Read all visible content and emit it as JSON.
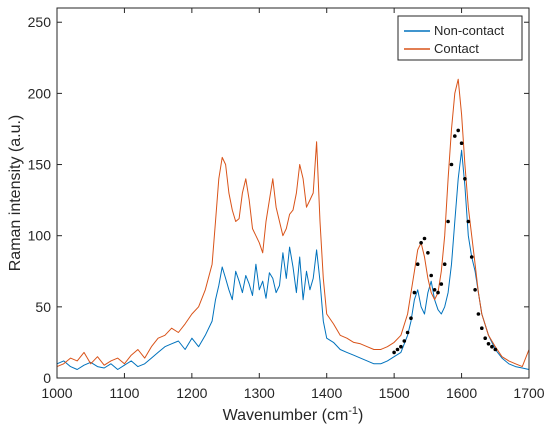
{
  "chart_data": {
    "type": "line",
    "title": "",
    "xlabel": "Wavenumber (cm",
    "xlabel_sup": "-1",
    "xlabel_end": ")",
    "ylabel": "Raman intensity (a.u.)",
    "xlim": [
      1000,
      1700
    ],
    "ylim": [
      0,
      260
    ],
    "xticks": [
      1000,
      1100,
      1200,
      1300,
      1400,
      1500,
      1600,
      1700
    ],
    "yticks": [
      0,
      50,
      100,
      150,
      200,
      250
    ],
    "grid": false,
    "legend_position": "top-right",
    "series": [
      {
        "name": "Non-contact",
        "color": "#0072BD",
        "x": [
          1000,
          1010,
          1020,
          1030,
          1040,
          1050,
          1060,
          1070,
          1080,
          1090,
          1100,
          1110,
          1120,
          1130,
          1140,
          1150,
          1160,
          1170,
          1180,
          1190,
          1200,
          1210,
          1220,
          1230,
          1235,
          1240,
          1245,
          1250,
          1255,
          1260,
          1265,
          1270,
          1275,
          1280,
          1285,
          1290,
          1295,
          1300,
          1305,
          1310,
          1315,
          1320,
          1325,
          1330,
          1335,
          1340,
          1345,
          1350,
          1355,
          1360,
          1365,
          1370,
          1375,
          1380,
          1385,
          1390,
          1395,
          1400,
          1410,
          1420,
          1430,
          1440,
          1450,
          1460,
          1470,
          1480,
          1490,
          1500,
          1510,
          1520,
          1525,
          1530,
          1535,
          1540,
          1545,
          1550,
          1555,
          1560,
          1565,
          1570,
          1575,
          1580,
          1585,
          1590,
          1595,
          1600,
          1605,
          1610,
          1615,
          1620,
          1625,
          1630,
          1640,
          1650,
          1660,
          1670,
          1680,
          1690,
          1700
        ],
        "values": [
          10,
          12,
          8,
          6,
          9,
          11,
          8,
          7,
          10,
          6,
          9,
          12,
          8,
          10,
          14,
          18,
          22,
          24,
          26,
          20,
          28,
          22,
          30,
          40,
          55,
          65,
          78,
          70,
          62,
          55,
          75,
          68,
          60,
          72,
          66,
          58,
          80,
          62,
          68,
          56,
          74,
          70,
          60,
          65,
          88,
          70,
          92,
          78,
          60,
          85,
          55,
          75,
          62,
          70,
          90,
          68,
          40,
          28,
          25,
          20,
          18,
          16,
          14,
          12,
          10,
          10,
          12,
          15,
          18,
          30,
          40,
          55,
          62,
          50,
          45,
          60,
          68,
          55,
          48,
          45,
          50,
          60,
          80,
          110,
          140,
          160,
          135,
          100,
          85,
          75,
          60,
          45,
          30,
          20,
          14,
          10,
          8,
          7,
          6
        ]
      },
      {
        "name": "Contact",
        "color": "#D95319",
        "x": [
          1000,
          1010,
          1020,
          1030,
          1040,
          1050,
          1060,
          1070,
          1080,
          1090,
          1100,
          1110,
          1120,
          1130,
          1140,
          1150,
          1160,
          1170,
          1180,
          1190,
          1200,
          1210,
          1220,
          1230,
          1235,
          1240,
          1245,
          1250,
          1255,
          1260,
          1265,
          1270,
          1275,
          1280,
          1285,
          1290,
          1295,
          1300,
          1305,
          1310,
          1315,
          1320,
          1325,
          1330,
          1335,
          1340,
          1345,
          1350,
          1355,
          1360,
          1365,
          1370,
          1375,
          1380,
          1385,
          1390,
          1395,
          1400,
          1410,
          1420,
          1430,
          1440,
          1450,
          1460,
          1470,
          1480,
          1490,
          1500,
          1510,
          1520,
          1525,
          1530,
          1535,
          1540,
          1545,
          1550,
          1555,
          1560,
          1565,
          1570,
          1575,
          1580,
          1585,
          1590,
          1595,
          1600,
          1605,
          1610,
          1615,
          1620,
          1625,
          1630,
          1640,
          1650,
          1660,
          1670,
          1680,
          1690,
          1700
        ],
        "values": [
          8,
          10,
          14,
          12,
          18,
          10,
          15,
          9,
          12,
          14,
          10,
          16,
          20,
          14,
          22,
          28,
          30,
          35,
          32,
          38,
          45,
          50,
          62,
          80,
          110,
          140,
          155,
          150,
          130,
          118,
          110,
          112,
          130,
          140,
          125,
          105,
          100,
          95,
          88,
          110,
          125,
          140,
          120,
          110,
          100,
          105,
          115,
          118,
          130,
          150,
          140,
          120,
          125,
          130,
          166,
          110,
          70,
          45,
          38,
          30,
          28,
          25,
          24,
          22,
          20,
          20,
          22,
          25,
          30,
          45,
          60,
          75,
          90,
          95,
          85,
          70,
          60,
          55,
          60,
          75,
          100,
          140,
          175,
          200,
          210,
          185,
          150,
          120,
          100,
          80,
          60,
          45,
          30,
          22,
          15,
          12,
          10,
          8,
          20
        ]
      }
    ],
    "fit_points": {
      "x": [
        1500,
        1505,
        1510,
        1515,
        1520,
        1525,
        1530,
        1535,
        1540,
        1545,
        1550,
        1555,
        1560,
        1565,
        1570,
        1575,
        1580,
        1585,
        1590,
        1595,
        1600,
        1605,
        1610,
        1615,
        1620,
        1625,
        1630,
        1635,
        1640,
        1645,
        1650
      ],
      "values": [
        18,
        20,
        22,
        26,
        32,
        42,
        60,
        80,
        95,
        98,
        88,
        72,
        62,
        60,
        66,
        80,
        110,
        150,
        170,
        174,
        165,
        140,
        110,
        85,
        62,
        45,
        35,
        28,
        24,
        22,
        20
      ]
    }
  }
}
- - - - -
- [Job]: Copy the records above exactly, leaving out every picture.

- [Solution below]:
Read all visible content and emit it as JSON.
{
  "chart_data": {
    "type": "line",
    "title": "",
    "xlabel": "Wavenumber (cm",
    "xlabel_sup": "-1",
    "xlabel_end": ")",
    "ylabel": "Raman intensity (a.u.)",
    "xlim": [
      1000,
      1700
    ],
    "ylim": [
      0,
      260
    ],
    "xticks": [
      1000,
      1100,
      1200,
      1300,
      1400,
      1500,
      1600,
      1700
    ],
    "yticks": [
      0,
      50,
      100,
      150,
      200,
      250
    ],
    "grid": false,
    "legend_position": "top-right",
    "series": [
      {
        "name": "Non-contact",
        "color": "#0072BD",
        "x": [
          1000,
          1010,
          1020,
          1030,
          1040,
          1050,
          1060,
          1070,
          1080,
          1090,
          1100,
          1110,
          1120,
          1130,
          1140,
          1150,
          1160,
          1170,
          1180,
          1190,
          1200,
          1210,
          1220,
          1230,
          1235,
          1240,
          1245,
          1250,
          1255,
          1260,
          1265,
          1270,
          1275,
          1280,
          1285,
          1290,
          1295,
          1300,
          1305,
          1310,
          1315,
          1320,
          1325,
          1330,
          1335,
          1340,
          1345,
          1350,
          1355,
          1360,
          1365,
          1370,
          1375,
          1380,
          1385,
          1390,
          1395,
          1400,
          1410,
          1420,
          1430,
          1440,
          1450,
          1460,
          1470,
          1480,
          1490,
          1500,
          1510,
          1520,
          1525,
          1530,
          1535,
          1540,
          1545,
          1550,
          1555,
          1560,
          1565,
          1570,
          1575,
          1580,
          1585,
          1590,
          1595,
          1600,
          1605,
          1610,
          1615,
          1620,
          1625,
          1630,
          1640,
          1650,
          1660,
          1670,
          1680,
          1690,
          1700
        ],
        "values": [
          10,
          12,
          8,
          6,
          9,
          11,
          8,
          7,
          10,
          6,
          9,
          12,
          8,
          10,
          14,
          18,
          22,
          24,
          26,
          20,
          28,
          22,
          30,
          40,
          55,
          65,
          78,
          70,
          62,
          55,
          75,
          68,
          60,
          72,
          66,
          58,
          80,
          62,
          68,
          56,
          74,
          70,
          60,
          65,
          88,
          70,
          92,
          78,
          60,
          85,
          55,
          75,
          62,
          70,
          90,
          68,
          40,
          28,
          25,
          20,
          18,
          16,
          14,
          12,
          10,
          10,
          12,
          15,
          18,
          30,
          40,
          55,
          62,
          50,
          45,
          60,
          68,
          55,
          48,
          45,
          50,
          60,
          80,
          110,
          140,
          160,
          135,
          100,
          85,
          75,
          60,
          45,
          30,
          20,
          14,
          10,
          8,
          7,
          6
        ]
      },
      {
        "name": "Contact",
        "color": "#D95319",
        "x": [
          1000,
          1010,
          1020,
          1030,
          1040,
          1050,
          1060,
          1070,
          1080,
          1090,
          1100,
          1110,
          1120,
          1130,
          1140,
          1150,
          1160,
          1170,
          1180,
          1190,
          1200,
          1210,
          1220,
          1230,
          1235,
          1240,
          1245,
          1250,
          1255,
          1260,
          1265,
          1270,
          1275,
          1280,
          1285,
          1290,
          1295,
          1300,
          1305,
          1310,
          1315,
          1320,
          1325,
          1330,
          1335,
          1340,
          1345,
          1350,
          1355,
          1360,
          1365,
          1370,
          1375,
          1380,
          1385,
          1390,
          1395,
          1400,
          1410,
          1420,
          1430,
          1440,
          1450,
          1460,
          1470,
          1480,
          1490,
          1500,
          1510,
          1520,
          1525,
          1530,
          1535,
          1540,
          1545,
          1550,
          1555,
          1560,
          1565,
          1570,
          1575,
          1580,
          1585,
          1590,
          1595,
          1600,
          1605,
          1610,
          1615,
          1620,
          1625,
          1630,
          1640,
          1650,
          1660,
          1670,
          1680,
          1690,
          1700
        ],
        "values": [
          8,
          10,
          14,
          12,
          18,
          10,
          15,
          9,
          12,
          14,
          10,
          16,
          20,
          14,
          22,
          28,
          30,
          35,
          32,
          38,
          45,
          50,
          62,
          80,
          110,
          140,
          155,
          150,
          130,
          118,
          110,
          112,
          130,
          140,
          125,
          105,
          100,
          95,
          88,
          110,
          125,
          140,
          120,
          110,
          100,
          105,
          115,
          118,
          130,
          150,
          140,
          120,
          125,
          130,
          166,
          110,
          70,
          45,
          38,
          30,
          28,
          25,
          24,
          22,
          20,
          20,
          22,
          25,
          30,
          45,
          60,
          75,
          90,
          95,
          85,
          70,
          60,
          55,
          60,
          75,
          100,
          140,
          175,
          200,
          210,
          185,
          150,
          120,
          100,
          80,
          60,
          45,
          30,
          22,
          15,
          12,
          10,
          8,
          20
        ]
      }
    ],
    "fit_points": {
      "x": [
        1500,
        1505,
        1510,
        1515,
        1520,
        1525,
        1530,
        1535,
        1540,
        1545,
        1550,
        1555,
        1560,
        1565,
        1570,
        1575,
        1580,
        1585,
        1590,
        1595,
        1600,
        1605,
        1610,
        1615,
        1620,
        1625,
        1630,
        1635,
        1640,
        1645,
        1650
      ],
      "values": [
        18,
        20,
        22,
        26,
        32,
        42,
        60,
        80,
        95,
        98,
        88,
        72,
        62,
        60,
        66,
        80,
        110,
        150,
        170,
        174,
        165,
        140,
        110,
        85,
        62,
        45,
        35,
        28,
        24,
        22,
        20
      ]
    }
  }
}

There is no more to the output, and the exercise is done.